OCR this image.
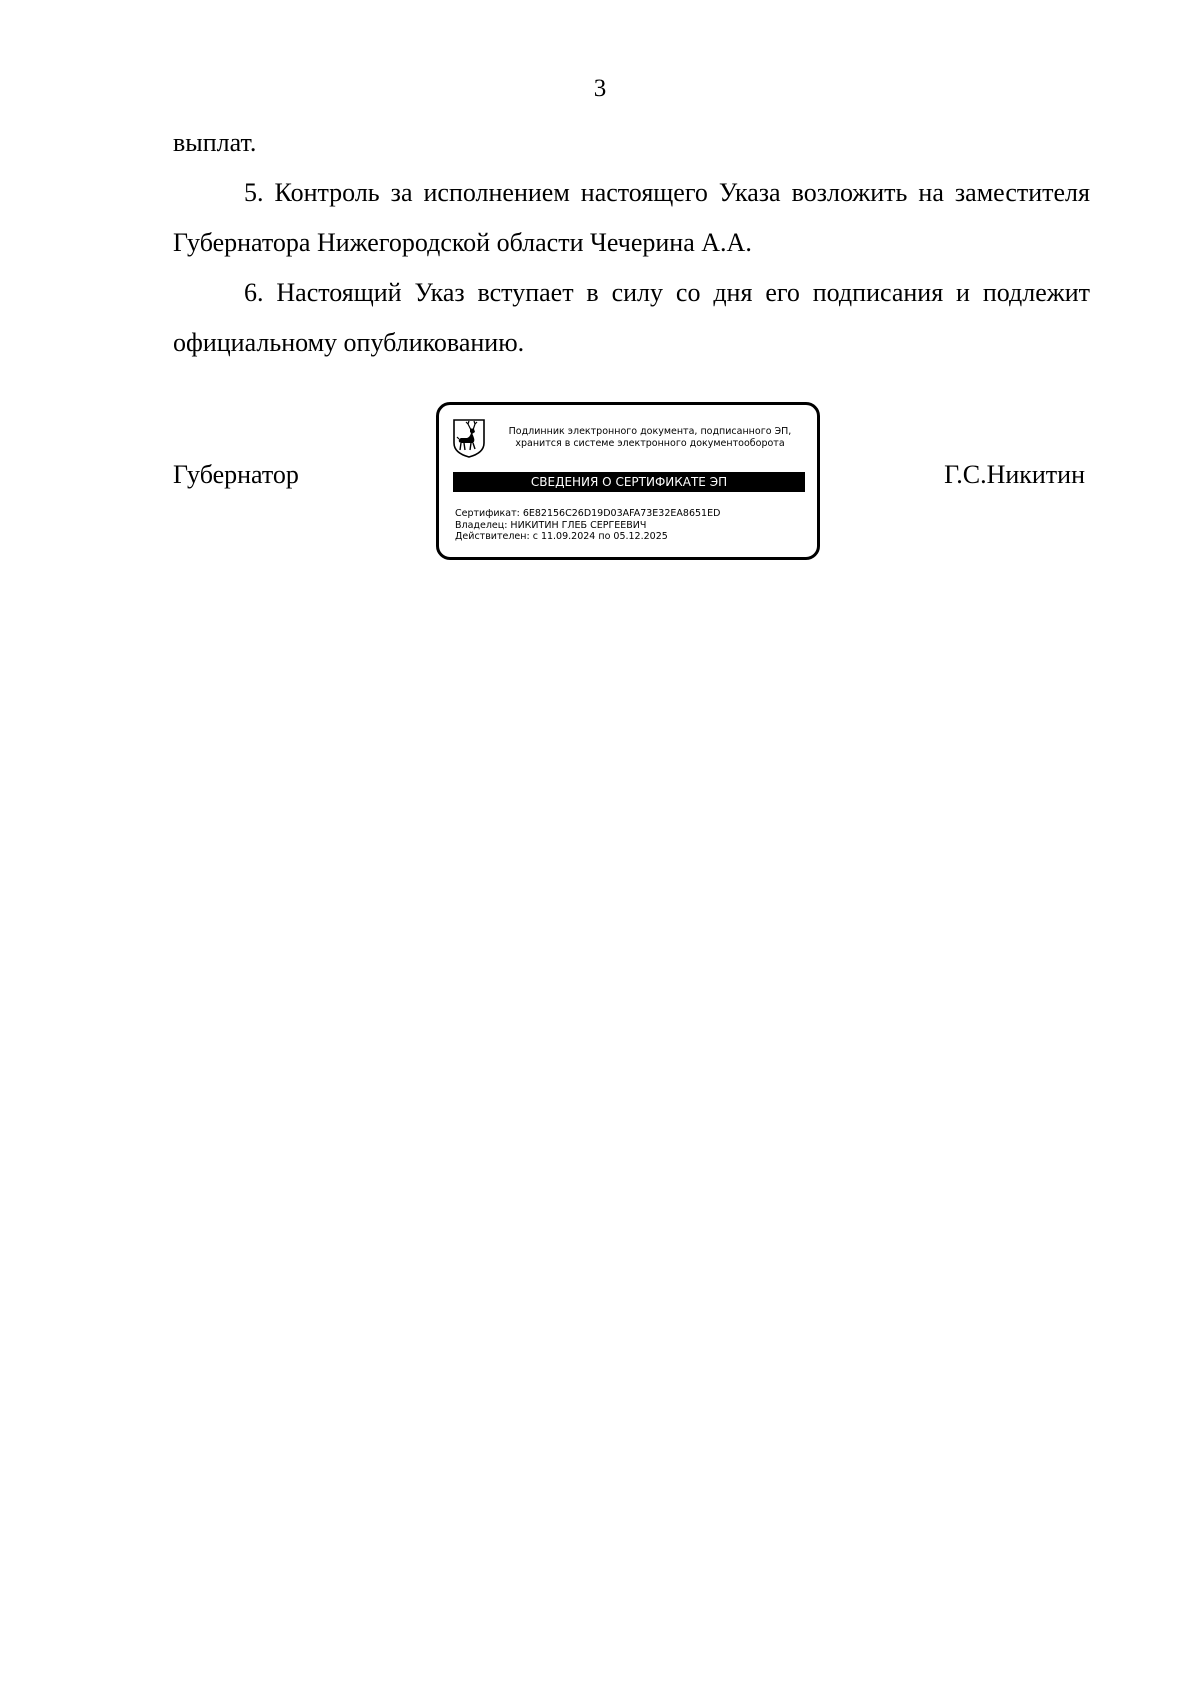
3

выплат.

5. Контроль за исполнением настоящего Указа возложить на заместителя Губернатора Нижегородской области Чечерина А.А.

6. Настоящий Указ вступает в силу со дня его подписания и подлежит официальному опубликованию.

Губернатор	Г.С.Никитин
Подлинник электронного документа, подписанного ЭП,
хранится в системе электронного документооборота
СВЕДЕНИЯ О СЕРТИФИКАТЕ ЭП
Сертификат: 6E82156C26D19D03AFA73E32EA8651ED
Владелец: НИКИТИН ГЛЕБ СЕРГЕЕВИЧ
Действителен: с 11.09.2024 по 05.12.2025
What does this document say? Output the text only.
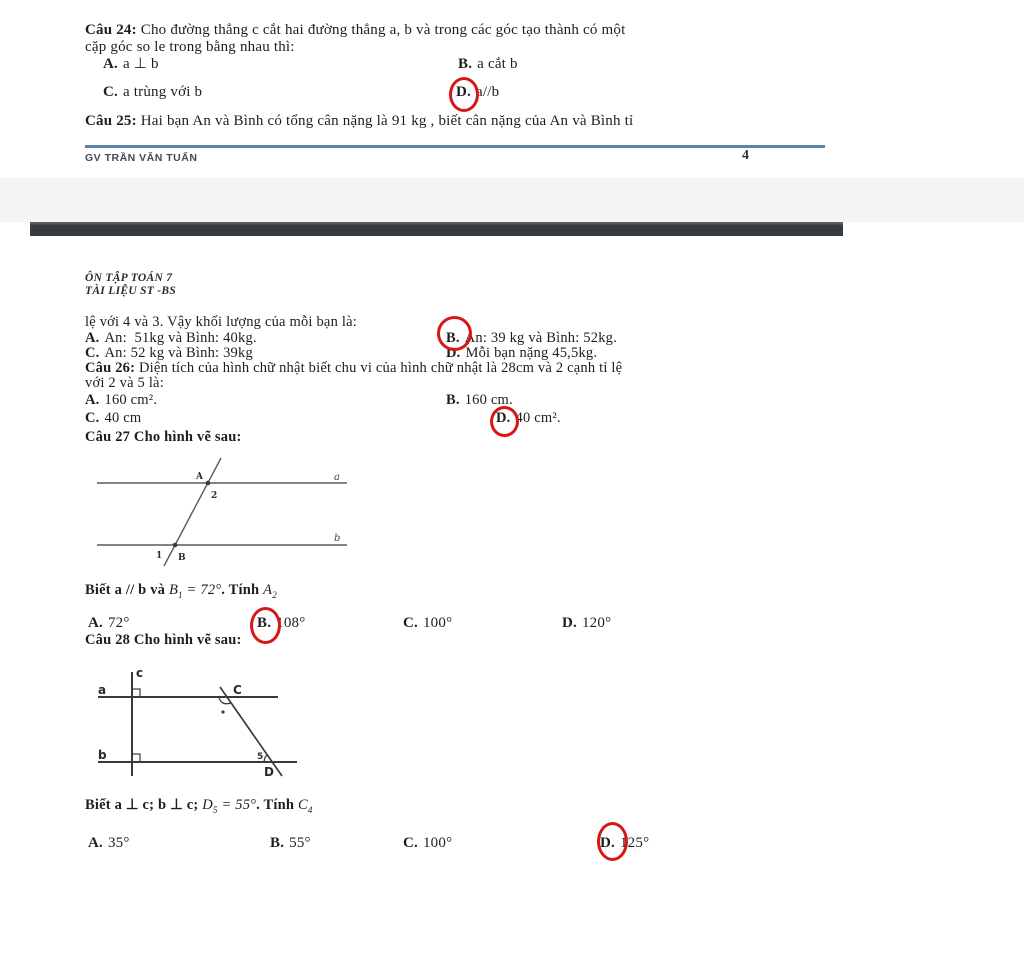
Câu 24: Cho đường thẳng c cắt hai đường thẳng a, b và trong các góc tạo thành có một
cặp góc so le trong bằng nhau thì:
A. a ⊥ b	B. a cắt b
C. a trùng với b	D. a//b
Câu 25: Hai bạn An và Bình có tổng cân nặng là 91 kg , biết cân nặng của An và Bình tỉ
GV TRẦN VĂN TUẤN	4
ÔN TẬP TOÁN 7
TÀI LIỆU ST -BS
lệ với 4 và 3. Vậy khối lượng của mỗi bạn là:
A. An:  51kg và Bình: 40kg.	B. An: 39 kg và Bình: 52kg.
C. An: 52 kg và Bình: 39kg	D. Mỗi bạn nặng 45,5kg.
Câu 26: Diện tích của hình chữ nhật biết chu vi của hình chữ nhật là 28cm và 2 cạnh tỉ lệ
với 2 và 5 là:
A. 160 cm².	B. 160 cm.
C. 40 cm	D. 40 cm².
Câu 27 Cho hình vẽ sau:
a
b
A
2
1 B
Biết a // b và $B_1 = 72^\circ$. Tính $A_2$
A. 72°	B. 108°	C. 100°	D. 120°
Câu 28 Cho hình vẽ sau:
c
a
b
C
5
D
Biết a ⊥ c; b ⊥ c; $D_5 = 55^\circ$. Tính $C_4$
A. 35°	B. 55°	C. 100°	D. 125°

---------------

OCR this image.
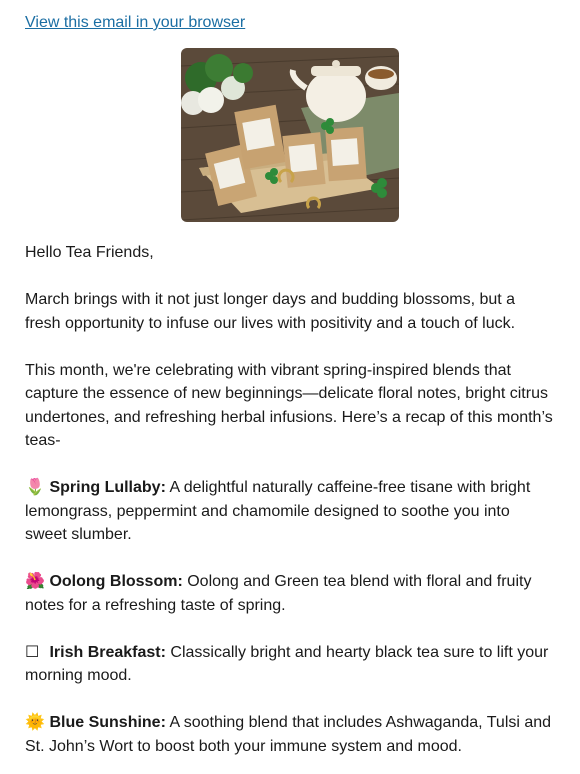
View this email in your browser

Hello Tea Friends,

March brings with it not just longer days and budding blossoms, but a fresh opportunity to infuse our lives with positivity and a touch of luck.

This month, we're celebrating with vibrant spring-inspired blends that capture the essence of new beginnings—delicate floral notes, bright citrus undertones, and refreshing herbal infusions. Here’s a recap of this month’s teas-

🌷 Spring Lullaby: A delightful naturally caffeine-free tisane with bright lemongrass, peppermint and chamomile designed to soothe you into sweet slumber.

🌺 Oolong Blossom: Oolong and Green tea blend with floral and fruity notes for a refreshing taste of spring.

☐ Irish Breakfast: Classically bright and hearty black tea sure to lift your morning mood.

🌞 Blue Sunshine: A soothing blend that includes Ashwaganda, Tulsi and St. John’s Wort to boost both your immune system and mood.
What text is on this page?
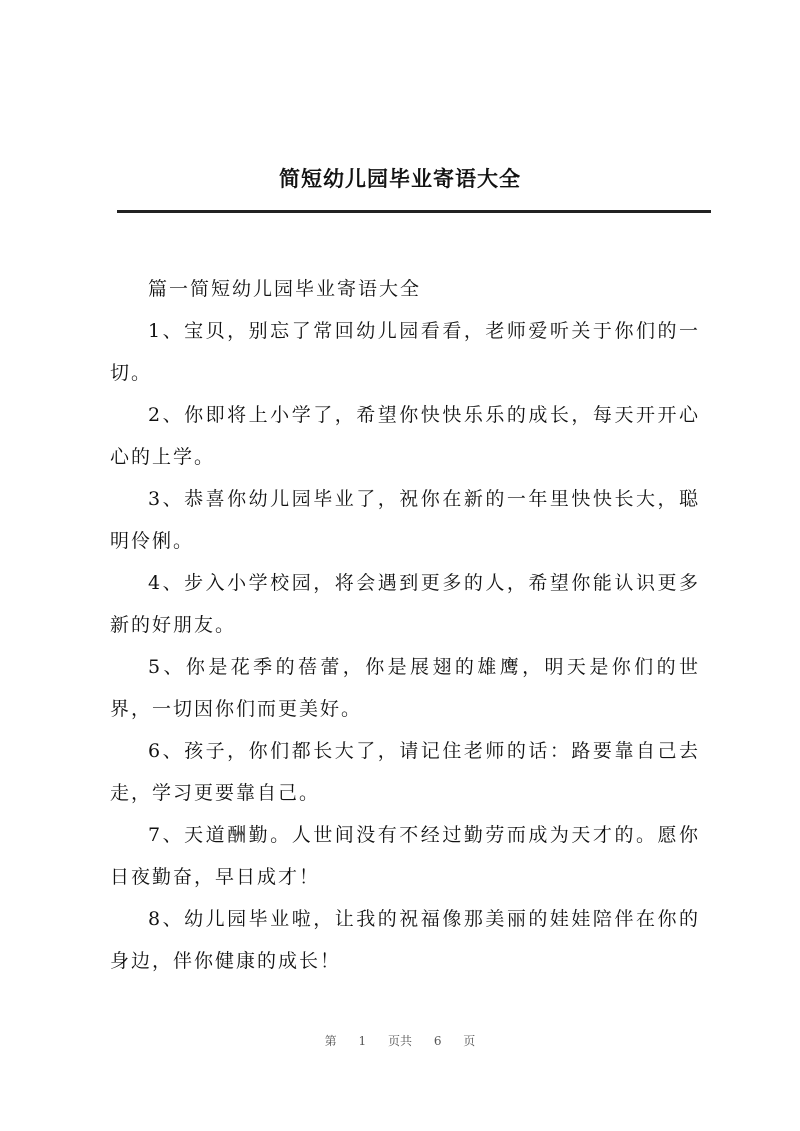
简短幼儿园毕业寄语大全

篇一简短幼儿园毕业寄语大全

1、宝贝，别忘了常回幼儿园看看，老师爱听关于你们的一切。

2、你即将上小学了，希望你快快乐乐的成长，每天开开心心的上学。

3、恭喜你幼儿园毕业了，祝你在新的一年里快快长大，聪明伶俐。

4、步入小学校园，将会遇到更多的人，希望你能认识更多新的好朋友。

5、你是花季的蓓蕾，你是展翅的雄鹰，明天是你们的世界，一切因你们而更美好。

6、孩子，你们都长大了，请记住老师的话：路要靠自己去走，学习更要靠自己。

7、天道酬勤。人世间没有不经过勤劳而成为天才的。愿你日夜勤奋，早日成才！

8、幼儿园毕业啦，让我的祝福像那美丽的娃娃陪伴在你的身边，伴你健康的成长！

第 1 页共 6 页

---------------

#### [What you should do]
Search the material above for "refreshing". Pull out each line where it shows up.

#### [Written solution]
This month, we're celebrating with vibrant spring-inspired blends that capture the essence of new beginnings—delicate floral notes, bright citrus undertones, and refreshing herbal infusions. Here’s a recap of this month’s teas-
🌺 Oolong Blossom: Oolong and Green tea blend with floral and fruity notes for a refreshing taste of spring.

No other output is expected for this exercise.